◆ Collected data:
* Start *
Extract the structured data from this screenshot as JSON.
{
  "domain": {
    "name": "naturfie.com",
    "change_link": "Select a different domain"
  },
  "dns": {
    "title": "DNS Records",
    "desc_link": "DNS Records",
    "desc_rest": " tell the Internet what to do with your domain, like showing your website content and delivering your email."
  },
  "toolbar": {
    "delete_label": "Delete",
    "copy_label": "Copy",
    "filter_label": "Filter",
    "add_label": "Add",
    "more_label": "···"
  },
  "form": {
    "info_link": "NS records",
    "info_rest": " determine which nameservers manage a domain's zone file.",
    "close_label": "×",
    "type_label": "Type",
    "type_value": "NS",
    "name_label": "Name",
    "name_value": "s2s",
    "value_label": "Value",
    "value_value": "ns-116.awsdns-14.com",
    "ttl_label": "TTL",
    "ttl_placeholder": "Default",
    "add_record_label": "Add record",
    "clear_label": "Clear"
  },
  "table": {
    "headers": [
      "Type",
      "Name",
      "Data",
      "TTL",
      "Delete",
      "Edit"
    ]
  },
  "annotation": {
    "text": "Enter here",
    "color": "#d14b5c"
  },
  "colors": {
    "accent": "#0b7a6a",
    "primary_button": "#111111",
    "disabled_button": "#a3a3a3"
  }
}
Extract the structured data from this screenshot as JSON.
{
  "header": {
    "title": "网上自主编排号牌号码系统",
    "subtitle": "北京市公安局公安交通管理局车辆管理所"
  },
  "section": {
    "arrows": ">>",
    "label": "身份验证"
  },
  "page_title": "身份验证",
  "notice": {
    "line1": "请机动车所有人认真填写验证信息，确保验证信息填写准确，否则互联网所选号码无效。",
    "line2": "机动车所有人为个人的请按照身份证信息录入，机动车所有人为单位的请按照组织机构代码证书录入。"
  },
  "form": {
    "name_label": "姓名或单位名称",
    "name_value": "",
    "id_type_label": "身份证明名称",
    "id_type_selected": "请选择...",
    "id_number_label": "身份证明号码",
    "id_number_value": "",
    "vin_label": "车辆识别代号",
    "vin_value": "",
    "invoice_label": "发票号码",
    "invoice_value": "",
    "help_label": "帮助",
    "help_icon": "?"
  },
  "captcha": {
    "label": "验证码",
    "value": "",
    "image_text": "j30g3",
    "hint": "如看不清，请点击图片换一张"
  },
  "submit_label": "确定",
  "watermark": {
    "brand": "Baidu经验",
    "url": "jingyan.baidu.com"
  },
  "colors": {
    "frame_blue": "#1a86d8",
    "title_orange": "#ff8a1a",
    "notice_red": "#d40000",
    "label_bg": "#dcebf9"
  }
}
* End *
◆ DIRECTIONS: Print out the whole listing exactly as it appears.

◆ WRITTEN REPLY:
Extract the structured data from this screenshot as JSON.
{
  "domain": {
    "name": "naturfie.com",
    "change_link": "Select a different domain"
  },
  "dns": {
    "title": "DNS Records",
    "desc_link": "DNS Records",
    "desc_rest": " tell the Internet what to do with your domain, like showing your website content and delivering your email."
  },
  "toolbar": {
    "delete_label": "Delete",
    "copy_label": "Copy",
    "filter_label": "Filter",
    "add_label": "Add",
    "more_label": "···"
  },
  "form": {
    "info_link": "NS records",
    "info_rest": " determine which nameservers manage a domain's zone file.",
    "close_label": "×",
    "type_label": "Type",
    "type_value": "NS",
    "name_label": "Name",
    "name_value": "s2s",
    "value_label": "Value",
    "value_value": "ns-116.awsdns-14.com",
    "ttl_label": "TTL",
    "ttl_placeholder": "Default",
    "add_record_label": "Add record",
    "clear_label": "Clear"
  },
  "table": {
    "headers": [
      "Type",
      "Name",
      "Data",
      "TTL",
      "Delete",
      "Edit"
    ]
  },
  "annotation": {
    "text": "Enter here",
    "color": "#d14b5c"
  },
  "colors": {
    "accent": "#0b7a6a",
    "primary_button": "#111111",
    "disabled_button": "#a3a3a3"
  }
}
Extract the structured data from this screenshot as JSON.
{
  "header": {
    "title": "网上自主编排号牌号码系统",
    "subtitle": "北京市公安局公安交通管理局车辆管理所"
  },
  "section": {
    "arrows": ">>",
    "label": "身份验证"
  },
  "page_title": "身份验证",
  "notice": {
    "line1": "请机动车所有人认真填写验证信息，确保验证信息填写准确，否则互联网所选号码无效。",
    "line2": "机动车所有人为个人的请按照身份证信息录入，机动车所有人为单位的请按照组织机构代码证书录入。"
  },
  "form": {
    "name_label": "姓名或单位名称",
    "name_value": "",
    "id_type_label": "身份证明名称",
    "id_type_selected": "请选择...",
    "id_number_label": "身份证明号码",
    "id_number_value": "",
    "vin_label": "车辆识别代号",
    "vin_value": "",
    "invoice_label": "发票号码",
    "invoice_value": "",
    "help_label": "帮助",
    "help_icon": "?"
  },
  "captcha": {
    "label": "验证码",
    "value": "",
    "image_text": "j30g3",
    "hint": "如看不清，请点击图片换一张"
  },
  "submit_label": "确定",
  "watermark": {
    "brand": "Baidu经验",
    "url": "jingyan.baidu.com"
  },
  "colors": {
    "frame_blue": "#1a86d8",
    "title_orange": "#ff8a1a",
    "notice_red": "#d40000",
    "label_bg": "#dcebf9"
  }
}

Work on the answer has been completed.